**Short task:**
For the listing below, give the number of lines in which "xlabel" occurs. Add nothing.

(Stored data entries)
______

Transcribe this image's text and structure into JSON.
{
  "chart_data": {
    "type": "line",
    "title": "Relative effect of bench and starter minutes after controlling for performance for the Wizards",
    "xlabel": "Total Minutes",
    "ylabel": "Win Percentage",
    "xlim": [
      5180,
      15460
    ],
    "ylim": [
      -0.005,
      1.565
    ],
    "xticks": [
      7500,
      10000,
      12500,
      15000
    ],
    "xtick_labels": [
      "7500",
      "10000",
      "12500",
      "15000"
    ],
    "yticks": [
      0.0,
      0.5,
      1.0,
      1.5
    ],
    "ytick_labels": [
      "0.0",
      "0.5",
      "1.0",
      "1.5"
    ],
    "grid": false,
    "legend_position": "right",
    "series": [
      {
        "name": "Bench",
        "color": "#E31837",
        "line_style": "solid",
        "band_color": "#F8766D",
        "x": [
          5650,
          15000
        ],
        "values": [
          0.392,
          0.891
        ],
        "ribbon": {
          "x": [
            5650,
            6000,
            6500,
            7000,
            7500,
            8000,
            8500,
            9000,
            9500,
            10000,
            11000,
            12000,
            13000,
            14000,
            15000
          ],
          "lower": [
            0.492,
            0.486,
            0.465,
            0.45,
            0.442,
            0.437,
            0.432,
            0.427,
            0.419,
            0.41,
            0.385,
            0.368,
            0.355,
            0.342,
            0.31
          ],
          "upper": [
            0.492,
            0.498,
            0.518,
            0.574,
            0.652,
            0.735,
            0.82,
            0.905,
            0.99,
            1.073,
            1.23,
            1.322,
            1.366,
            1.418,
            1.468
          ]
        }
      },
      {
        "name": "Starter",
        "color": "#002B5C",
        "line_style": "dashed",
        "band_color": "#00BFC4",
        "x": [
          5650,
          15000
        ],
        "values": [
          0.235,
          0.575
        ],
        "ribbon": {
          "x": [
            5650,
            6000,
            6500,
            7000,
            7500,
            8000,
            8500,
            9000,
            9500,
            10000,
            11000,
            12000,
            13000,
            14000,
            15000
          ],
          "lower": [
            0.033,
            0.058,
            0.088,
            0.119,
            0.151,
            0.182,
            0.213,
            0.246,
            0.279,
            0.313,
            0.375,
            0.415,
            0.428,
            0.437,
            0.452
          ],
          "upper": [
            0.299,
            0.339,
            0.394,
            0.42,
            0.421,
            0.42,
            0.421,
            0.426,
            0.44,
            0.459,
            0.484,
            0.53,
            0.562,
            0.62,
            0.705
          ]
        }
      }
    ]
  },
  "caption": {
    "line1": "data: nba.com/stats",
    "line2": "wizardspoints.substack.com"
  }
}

______

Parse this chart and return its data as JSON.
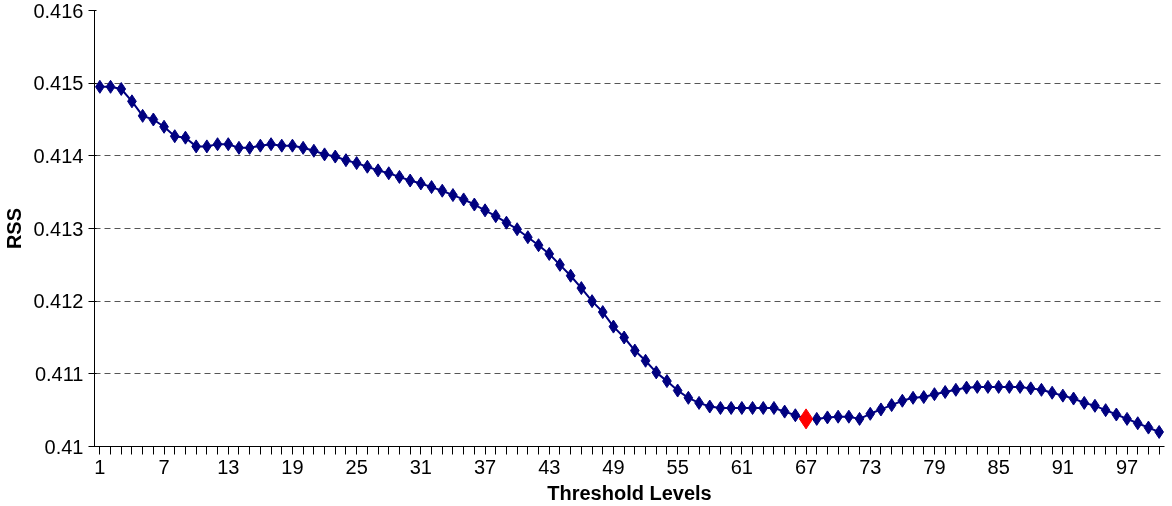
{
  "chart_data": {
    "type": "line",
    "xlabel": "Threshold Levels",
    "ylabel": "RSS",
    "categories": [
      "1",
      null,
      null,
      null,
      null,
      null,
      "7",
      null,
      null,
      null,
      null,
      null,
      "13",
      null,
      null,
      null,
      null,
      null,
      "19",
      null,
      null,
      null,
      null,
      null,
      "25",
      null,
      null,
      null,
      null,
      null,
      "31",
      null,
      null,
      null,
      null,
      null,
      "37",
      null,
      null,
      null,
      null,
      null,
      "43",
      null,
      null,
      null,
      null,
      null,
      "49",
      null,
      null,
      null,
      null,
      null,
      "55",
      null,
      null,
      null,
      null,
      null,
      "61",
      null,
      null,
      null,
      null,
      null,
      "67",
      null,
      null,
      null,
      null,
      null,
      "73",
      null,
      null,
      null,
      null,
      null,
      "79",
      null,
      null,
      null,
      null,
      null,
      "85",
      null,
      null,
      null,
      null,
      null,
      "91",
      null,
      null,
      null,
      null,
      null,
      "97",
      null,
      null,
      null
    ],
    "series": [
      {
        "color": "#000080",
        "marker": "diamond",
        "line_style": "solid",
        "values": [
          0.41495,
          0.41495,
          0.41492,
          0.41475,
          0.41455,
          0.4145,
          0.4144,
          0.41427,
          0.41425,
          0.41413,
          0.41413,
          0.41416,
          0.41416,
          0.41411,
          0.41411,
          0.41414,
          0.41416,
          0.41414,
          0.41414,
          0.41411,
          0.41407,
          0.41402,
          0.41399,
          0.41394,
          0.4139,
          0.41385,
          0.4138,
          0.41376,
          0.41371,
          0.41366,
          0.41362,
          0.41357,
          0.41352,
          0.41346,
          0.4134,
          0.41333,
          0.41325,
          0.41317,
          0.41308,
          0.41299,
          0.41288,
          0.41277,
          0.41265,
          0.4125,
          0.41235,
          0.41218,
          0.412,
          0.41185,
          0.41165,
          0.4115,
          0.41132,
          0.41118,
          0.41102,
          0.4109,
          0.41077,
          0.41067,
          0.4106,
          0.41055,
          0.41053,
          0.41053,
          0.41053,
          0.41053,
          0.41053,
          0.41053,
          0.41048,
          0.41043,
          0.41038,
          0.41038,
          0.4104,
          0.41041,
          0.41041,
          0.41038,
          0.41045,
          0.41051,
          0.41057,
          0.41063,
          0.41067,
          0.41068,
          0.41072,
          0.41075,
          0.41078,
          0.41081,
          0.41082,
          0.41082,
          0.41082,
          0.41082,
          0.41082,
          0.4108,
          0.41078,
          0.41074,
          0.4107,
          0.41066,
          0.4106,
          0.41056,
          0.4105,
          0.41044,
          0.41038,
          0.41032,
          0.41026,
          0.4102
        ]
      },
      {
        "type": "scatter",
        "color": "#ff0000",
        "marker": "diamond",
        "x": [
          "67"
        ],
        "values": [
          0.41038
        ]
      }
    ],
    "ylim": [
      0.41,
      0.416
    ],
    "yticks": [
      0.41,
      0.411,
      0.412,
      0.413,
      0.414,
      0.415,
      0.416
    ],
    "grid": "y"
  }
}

______

**Full output:**
2